▶ What is required:
Extract every line below, verbatim.

start Extracted entries

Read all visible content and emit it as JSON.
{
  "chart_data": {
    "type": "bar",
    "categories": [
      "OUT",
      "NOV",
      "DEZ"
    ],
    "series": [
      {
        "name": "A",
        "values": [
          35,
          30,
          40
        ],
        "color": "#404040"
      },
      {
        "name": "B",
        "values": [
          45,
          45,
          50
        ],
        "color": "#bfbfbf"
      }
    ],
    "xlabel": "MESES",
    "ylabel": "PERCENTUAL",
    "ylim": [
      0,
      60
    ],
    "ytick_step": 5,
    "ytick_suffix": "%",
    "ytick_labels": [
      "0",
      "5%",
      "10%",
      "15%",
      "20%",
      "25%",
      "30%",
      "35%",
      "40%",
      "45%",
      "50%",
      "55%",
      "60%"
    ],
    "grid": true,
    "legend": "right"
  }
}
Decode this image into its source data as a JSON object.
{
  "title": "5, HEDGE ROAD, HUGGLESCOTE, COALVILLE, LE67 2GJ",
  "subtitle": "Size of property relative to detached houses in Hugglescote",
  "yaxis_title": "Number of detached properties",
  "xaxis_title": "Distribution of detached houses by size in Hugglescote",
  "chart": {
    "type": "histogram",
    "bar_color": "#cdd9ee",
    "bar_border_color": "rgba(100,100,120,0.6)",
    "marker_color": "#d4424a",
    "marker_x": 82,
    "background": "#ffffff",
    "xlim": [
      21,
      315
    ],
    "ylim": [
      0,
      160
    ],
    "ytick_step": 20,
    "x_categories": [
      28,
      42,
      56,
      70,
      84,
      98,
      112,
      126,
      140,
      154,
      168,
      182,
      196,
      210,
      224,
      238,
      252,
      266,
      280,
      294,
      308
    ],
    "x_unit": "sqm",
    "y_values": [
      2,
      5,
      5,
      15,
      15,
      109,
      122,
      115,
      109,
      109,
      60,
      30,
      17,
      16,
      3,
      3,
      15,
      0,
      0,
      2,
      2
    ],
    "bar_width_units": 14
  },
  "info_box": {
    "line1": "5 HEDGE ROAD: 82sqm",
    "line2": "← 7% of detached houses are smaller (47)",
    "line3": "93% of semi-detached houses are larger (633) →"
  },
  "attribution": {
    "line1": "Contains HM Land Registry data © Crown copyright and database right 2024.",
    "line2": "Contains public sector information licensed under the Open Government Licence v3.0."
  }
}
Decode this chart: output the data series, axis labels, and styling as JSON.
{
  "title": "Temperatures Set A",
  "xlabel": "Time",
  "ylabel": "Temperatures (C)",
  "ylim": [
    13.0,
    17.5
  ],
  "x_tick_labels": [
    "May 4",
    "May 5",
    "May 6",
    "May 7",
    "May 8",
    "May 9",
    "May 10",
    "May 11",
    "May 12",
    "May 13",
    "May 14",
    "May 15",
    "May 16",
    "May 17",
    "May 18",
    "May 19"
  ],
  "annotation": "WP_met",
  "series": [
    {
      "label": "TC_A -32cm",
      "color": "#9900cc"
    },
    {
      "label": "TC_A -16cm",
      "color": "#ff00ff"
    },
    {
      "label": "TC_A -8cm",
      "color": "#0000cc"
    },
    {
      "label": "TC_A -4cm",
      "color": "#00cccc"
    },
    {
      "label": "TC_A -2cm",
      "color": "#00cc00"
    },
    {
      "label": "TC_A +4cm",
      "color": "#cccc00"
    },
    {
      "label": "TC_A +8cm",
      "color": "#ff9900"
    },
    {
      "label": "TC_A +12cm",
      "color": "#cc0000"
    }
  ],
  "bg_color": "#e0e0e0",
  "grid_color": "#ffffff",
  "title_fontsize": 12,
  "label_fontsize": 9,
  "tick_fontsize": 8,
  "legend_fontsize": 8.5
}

end Extracted entries

▶ In response:
Read all visible content and emit it as JSON.
{
  "chart_data": {
    "type": "bar",
    "categories": [
      "OUT",
      "NOV",
      "DEZ"
    ],
    "series": [
      {
        "name": "A",
        "values": [
          35,
          30,
          40
        ],
        "color": "#404040"
      },
      {
        "name": "B",
        "values": [
          45,
          45,
          50
        ],
        "color": "#bfbfbf"
      }
    ],
    "xlabel": "MESES",
    "ylabel": "PERCENTUAL",
    "ylim": [
      0,
      60
    ],
    "ytick_step": 5,
    "ytick_suffix": "%",
    "ytick_labels": [
      "0",
      "5%",
      "10%",
      "15%",
      "20%",
      "25%",
      "30%",
      "35%",
      "40%",
      "45%",
      "50%",
      "55%",
      "60%"
    ],
    "grid": true,
    "legend": "right"
  }
}
Decode this image into its source data as a JSON object.
{
  "title": "5, HEDGE ROAD, HUGGLESCOTE, COALVILLE, LE67 2GJ",
  "subtitle": "Size of property relative to detached houses in Hugglescote",
  "yaxis_title": "Number of detached properties",
  "xaxis_title": "Distribution of detached houses by size in Hugglescote",
  "chart": {
    "type": "histogram",
    "bar_color": "#cdd9ee",
    "bar_border_color": "rgba(100,100,120,0.6)",
    "marker_color": "#d4424a",
    "marker_x": 82,
    "background": "#ffffff",
    "xlim": [
      21,
      315
    ],
    "ylim": [
      0,
      160
    ],
    "ytick_step": 20,
    "x_categories": [
      28,
      42,
      56,
      70,
      84,
      98,
      112,
      126,
      140,
      154,
      168,
      182,
      196,
      210,
      224,
      238,
      252,
      266,
      280,
      294,
      308
    ],
    "x_unit": "sqm",
    "y_values": [
      2,
      5,
      5,
      15,
      15,
      109,
      122,
      115,
      109,
      109,
      60,
      30,
      17,
      16,
      3,
      3,
      15,
      0,
      0,
      2,
      2
    ],
    "bar_width_units": 14
  },
  "info_box": {
    "line1": "5 HEDGE ROAD: 82sqm",
    "line2": "← 7% of detached houses are smaller (47)",
    "line3": "93% of semi-detached houses are larger (633) →"
  },
  "attribution": {
    "line1": "Contains HM Land Registry data © Crown copyright and database right 2024.",
    "line2": "Contains public sector information licensed under the Open Government Licence v3.0."
  }
}
Decode this chart: output the data series, axis labels, and styling as JSON.
{
  "title": "Temperatures Set A",
  "xlabel": "Time",
  "ylabel": "Temperatures (C)",
  "ylim": [
    13.0,
    17.5
  ],
  "x_tick_labels": [
    "May 4",
    "May 5",
    "May 6",
    "May 7",
    "May 8",
    "May 9",
    "May 10",
    "May 11",
    "May 12",
    "May 13",
    "May 14",
    "May 15",
    "May 16",
    "May 17",
    "May 18",
    "May 19"
  ],
  "annotation": "WP_met",
  "series": [
    {
      "label": "TC_A -32cm",
      "color": "#9900cc"
    },
    {
      "label": "TC_A -16cm",
      "color": "#ff00ff"
    },
    {
      "label": "TC_A -8cm",
      "color": "#0000cc"
    },
    {
      "label": "TC_A -4cm",
      "color": "#00cccc"
    },
    {
      "label": "TC_A -2cm",
      "color": "#00cc00"
    },
    {
      "label": "TC_A +4cm",
      "color": "#cccc00"
    },
    {
      "label": "TC_A +8cm",
      "color": "#ff9900"
    },
    {
      "label": "TC_A +12cm",
      "color": "#cc0000"
    }
  ],
  "bg_color": "#e0e0e0",
  "grid_color": "#ffffff",
  "title_fontsize": 12,
  "label_fontsize": 9,
  "tick_fontsize": 8,
  "legend_fontsize": 8.5
}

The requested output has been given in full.